═══ RECORDS PROVIDED

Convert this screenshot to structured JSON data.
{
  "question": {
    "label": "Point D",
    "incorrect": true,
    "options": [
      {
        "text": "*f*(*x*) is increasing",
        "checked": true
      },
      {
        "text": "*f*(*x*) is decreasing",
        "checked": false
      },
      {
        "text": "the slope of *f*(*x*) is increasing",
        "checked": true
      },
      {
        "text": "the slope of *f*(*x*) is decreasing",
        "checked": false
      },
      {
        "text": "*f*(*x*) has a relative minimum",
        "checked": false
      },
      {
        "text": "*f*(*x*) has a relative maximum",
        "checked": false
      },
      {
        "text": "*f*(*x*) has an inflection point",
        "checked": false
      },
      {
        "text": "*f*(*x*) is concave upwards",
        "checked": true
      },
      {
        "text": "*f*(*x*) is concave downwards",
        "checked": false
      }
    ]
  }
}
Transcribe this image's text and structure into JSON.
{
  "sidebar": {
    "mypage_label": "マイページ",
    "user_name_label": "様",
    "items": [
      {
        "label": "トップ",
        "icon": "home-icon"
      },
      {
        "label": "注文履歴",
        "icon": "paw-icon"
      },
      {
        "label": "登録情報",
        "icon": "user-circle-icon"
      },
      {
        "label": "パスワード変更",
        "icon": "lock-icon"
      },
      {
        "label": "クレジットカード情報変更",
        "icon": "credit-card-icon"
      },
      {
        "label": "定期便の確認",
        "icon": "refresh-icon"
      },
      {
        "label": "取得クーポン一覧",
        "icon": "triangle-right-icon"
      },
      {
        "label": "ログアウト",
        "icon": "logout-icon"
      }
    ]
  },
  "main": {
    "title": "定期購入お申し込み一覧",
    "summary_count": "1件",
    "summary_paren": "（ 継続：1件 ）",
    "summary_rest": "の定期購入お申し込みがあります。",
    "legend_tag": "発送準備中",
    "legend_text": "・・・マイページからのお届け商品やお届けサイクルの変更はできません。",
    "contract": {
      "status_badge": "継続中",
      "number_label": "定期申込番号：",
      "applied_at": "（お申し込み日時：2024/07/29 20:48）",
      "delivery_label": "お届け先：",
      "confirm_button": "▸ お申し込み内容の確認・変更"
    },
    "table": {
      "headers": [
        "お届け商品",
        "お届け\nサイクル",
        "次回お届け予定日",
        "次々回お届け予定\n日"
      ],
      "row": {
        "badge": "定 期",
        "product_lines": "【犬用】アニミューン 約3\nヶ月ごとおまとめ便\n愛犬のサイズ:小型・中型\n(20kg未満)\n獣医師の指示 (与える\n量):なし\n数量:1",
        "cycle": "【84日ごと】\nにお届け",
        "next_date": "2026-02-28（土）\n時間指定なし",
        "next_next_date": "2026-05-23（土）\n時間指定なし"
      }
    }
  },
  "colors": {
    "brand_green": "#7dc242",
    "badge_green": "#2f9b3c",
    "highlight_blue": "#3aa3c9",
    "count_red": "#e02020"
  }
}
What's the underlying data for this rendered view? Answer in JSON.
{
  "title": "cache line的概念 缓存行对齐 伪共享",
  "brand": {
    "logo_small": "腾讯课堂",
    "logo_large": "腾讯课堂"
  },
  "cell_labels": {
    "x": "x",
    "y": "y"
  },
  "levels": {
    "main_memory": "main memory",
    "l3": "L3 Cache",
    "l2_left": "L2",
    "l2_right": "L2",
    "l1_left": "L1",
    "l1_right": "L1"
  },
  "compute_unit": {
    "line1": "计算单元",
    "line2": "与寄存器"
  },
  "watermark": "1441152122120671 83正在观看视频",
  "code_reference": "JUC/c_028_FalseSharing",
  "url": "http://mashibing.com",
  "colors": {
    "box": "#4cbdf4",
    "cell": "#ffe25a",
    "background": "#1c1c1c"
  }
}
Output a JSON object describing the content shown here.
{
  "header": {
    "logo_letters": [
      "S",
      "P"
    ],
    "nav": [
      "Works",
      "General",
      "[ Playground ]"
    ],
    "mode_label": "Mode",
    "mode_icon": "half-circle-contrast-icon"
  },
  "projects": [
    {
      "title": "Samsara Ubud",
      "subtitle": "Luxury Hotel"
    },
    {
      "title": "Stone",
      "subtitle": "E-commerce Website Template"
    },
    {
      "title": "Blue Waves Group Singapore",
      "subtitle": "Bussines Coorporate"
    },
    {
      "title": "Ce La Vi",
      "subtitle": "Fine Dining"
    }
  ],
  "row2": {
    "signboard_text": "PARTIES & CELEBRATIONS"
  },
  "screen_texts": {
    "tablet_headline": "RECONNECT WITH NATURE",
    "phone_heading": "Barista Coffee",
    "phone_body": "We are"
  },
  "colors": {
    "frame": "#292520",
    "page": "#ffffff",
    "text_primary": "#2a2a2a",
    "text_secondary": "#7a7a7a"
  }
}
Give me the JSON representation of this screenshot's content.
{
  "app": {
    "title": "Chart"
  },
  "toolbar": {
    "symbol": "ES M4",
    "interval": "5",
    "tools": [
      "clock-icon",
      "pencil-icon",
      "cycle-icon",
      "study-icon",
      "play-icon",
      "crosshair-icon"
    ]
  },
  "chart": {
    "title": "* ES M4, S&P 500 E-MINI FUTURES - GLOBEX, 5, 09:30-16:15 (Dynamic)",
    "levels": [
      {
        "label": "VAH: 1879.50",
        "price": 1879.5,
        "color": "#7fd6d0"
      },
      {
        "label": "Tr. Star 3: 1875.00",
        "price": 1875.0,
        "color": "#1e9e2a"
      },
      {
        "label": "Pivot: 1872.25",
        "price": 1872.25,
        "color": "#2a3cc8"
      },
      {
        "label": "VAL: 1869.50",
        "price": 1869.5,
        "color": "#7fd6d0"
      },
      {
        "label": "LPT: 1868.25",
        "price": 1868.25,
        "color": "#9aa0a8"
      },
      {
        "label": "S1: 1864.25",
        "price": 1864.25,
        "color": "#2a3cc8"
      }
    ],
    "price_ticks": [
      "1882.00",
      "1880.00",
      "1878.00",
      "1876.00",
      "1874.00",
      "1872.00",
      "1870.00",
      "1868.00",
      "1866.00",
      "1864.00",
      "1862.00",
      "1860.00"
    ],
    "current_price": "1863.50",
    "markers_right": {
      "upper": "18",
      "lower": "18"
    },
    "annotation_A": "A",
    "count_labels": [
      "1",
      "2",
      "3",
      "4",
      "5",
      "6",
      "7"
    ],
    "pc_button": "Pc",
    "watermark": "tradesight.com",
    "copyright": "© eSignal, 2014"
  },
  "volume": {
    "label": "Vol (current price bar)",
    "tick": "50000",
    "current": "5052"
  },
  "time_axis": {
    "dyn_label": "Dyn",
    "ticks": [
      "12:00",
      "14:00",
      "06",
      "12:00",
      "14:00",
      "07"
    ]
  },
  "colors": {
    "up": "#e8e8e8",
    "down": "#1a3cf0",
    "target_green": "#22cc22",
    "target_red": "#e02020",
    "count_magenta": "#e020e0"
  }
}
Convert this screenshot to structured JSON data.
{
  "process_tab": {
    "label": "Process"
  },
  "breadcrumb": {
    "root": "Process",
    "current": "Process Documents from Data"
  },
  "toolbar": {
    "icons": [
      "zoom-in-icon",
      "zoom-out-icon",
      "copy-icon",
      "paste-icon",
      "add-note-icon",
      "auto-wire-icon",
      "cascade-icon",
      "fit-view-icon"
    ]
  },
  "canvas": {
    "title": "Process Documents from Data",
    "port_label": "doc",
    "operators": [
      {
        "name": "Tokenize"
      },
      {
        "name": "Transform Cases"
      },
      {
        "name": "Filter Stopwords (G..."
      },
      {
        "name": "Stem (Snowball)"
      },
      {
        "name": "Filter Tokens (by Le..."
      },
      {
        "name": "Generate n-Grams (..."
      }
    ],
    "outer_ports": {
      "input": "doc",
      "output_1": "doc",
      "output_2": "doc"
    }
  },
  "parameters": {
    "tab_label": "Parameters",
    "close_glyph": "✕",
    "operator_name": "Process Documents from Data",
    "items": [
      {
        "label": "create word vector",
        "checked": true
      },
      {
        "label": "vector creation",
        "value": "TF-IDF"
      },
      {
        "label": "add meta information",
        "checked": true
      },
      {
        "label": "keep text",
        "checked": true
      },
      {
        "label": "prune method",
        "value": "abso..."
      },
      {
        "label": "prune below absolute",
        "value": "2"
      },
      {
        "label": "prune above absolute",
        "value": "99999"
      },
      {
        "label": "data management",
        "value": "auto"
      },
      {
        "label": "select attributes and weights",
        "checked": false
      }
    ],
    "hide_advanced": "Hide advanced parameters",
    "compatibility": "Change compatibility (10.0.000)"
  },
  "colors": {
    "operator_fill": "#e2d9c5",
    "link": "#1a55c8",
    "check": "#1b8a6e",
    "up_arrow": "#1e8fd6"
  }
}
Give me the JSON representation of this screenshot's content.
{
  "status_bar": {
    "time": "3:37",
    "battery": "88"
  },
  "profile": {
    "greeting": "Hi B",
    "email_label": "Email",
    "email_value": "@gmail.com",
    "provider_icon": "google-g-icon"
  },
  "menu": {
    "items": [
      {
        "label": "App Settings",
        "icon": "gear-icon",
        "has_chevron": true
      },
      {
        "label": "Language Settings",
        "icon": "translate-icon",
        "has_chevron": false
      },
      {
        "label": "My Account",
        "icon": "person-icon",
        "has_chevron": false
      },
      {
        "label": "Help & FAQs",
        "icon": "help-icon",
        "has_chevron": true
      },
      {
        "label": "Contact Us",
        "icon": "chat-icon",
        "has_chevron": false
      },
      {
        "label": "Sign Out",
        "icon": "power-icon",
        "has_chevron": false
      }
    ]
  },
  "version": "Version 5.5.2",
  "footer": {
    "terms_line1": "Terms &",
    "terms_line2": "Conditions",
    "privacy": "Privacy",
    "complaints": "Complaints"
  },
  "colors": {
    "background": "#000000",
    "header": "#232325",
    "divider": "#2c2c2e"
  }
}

══════

AIM:
Go through the records above, find every line with the word "circle", and list those lines.

TASK RESULT:
        "icon": "user-circle-icon"
    "mode_icon": "half-circle-contrast-icon"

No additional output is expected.